▸ **Your task**
Using the listing below, copy every line that mentions "Супъ".

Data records
+++
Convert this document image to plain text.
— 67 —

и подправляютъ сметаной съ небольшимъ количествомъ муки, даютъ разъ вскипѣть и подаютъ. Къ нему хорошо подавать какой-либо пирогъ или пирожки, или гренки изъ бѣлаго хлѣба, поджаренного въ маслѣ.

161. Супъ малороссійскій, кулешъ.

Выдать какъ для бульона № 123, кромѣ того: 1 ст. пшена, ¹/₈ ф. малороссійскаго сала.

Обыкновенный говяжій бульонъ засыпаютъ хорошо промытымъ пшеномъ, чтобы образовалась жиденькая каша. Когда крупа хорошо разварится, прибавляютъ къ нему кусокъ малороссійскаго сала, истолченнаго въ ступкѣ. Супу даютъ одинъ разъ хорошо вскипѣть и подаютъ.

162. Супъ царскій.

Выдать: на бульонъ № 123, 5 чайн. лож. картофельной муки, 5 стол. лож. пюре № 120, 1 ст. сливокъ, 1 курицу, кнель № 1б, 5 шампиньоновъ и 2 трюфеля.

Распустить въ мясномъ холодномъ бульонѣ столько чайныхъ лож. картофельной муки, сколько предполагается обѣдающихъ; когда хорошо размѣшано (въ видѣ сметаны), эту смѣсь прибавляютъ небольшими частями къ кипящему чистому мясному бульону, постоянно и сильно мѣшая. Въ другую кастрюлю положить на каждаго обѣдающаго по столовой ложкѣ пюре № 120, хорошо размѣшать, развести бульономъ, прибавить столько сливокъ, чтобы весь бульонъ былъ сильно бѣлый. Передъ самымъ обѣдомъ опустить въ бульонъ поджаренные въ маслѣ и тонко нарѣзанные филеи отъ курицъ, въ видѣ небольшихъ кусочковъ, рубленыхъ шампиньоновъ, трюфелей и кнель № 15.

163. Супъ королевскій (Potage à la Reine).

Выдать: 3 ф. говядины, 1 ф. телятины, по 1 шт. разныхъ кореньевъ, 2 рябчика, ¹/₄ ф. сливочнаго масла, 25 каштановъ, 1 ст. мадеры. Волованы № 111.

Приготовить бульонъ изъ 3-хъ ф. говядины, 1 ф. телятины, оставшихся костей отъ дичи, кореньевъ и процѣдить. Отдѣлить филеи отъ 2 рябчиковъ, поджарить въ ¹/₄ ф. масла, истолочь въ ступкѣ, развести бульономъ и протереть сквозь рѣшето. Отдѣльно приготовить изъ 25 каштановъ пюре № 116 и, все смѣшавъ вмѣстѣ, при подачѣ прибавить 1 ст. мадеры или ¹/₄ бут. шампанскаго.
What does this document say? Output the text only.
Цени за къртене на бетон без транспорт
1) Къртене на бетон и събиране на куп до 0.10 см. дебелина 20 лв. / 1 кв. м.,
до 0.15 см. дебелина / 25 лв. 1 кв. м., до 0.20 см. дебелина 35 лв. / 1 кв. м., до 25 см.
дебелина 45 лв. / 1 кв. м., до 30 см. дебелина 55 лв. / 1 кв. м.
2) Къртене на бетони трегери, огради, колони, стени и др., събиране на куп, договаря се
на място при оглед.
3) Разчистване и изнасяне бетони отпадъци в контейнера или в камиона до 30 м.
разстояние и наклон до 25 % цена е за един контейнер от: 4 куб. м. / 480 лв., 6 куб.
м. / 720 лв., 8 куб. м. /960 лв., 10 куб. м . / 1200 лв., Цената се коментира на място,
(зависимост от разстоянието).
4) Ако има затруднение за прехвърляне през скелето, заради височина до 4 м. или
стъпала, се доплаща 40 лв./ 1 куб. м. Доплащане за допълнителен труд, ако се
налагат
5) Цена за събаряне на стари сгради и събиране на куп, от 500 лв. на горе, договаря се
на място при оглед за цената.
+++
▸ **Exercise result**
161. Супъ малороссійскій, кулешъ.
162. Супъ царскій.
163. Супъ королевскій (Potage à la Reine).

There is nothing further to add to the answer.